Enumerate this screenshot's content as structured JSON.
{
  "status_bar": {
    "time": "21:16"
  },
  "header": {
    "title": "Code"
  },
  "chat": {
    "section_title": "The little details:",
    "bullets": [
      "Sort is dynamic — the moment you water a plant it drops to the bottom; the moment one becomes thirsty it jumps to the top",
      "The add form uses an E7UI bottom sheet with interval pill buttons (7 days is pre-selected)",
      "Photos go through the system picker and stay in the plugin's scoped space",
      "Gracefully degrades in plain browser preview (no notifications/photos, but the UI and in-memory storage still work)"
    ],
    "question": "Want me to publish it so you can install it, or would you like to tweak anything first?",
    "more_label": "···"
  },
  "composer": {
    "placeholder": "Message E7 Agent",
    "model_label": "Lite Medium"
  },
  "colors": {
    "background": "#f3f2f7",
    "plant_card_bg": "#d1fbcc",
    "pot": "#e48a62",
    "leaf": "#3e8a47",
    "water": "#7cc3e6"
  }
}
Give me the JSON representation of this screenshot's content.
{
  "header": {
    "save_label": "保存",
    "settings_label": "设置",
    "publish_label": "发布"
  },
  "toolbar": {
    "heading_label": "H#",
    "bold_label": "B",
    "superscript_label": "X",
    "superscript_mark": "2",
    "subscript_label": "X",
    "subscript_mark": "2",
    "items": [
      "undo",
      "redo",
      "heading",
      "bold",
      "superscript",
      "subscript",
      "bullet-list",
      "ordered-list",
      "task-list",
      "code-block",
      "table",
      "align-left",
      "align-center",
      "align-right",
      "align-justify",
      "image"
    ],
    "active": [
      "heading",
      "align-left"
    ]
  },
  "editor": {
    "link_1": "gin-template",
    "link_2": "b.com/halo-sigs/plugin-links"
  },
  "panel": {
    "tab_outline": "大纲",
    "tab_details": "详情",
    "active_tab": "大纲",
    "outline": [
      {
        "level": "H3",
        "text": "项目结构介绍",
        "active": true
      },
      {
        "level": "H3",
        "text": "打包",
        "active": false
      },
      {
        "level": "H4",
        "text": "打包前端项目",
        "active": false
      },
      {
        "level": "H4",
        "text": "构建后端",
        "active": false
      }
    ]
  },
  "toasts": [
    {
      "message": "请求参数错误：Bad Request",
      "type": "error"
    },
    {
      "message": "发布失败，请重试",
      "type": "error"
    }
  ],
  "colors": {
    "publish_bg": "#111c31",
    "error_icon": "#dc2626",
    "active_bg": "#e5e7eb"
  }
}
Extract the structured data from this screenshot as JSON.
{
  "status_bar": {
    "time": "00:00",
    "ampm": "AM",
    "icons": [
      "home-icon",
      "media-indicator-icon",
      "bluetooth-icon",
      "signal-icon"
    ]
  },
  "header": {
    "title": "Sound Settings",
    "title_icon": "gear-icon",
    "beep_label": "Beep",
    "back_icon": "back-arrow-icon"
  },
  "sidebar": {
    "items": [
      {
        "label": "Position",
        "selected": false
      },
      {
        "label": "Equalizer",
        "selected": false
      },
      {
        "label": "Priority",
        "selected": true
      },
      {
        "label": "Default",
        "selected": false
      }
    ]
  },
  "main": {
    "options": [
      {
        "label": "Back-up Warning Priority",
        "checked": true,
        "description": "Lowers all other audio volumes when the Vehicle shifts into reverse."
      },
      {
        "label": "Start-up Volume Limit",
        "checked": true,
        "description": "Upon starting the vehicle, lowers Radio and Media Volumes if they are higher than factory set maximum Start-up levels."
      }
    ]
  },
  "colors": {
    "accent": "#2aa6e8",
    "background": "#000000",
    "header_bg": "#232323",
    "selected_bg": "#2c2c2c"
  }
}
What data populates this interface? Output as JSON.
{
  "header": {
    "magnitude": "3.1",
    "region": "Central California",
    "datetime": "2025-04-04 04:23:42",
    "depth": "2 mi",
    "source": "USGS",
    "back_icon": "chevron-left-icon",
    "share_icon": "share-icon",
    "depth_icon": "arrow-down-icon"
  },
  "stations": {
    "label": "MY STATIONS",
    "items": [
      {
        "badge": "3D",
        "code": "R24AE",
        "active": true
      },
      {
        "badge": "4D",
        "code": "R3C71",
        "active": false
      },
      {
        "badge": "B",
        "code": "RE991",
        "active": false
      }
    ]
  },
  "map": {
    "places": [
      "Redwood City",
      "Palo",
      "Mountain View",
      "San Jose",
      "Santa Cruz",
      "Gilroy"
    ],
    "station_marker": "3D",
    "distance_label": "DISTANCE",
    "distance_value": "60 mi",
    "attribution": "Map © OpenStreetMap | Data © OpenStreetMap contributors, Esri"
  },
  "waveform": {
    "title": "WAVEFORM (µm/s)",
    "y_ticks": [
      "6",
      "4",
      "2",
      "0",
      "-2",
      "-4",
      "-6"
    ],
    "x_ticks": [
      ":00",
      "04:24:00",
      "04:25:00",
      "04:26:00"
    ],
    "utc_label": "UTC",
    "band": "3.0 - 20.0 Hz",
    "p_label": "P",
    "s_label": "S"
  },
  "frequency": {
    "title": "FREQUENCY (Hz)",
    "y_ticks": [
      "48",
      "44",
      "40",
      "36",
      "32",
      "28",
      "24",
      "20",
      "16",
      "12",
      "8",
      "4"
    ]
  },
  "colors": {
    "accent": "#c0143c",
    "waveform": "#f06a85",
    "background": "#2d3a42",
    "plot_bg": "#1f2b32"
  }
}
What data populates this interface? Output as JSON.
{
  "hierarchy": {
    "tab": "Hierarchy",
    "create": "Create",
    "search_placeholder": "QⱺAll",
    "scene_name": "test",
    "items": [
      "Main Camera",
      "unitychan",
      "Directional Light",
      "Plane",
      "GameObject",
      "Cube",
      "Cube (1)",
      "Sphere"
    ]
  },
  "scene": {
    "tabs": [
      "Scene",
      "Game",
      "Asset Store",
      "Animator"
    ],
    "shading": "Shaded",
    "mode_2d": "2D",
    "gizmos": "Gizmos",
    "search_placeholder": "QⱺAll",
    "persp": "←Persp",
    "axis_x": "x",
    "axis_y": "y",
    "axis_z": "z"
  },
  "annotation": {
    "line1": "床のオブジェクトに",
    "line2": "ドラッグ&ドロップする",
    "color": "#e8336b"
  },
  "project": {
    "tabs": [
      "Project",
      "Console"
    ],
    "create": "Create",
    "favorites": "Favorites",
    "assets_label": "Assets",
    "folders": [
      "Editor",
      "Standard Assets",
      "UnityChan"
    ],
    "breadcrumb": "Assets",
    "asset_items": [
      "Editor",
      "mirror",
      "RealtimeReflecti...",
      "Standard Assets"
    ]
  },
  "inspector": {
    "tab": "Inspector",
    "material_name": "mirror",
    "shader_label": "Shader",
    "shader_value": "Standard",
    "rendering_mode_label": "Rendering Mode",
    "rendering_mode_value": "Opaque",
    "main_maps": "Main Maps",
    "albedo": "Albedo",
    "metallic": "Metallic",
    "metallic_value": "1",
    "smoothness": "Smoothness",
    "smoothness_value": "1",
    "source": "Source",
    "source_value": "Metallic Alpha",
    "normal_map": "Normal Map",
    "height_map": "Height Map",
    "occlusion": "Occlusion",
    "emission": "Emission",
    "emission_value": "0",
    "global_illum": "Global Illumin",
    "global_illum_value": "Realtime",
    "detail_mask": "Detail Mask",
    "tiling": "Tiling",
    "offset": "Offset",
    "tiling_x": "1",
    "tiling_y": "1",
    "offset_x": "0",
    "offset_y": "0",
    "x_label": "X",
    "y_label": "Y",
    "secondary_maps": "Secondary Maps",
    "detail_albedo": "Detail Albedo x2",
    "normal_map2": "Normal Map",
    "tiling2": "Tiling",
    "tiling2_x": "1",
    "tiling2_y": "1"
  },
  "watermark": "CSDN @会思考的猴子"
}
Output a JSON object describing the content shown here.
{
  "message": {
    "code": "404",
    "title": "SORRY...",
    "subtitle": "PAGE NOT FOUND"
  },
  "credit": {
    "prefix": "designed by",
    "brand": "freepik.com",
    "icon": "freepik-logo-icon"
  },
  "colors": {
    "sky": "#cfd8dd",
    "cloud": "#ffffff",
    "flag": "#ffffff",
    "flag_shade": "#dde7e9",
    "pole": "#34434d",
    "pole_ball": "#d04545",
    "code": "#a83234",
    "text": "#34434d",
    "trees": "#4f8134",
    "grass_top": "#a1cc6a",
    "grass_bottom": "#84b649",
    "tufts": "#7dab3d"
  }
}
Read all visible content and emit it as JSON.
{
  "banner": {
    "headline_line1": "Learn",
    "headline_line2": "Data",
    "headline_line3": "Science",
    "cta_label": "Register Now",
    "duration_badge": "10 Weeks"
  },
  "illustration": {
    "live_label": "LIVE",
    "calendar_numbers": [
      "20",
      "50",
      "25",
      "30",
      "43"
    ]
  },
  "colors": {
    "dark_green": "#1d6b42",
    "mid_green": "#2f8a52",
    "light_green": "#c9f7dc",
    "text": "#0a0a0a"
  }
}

# WRITTEN REQUEST
All lines above with "Assets" in them should be returned.

# SOLUTION TO THE EXERCISE
    "assets_label": "Assets",
      "Standard Assets",
    "breadcrumb": "Assets",
      "Standard Assets"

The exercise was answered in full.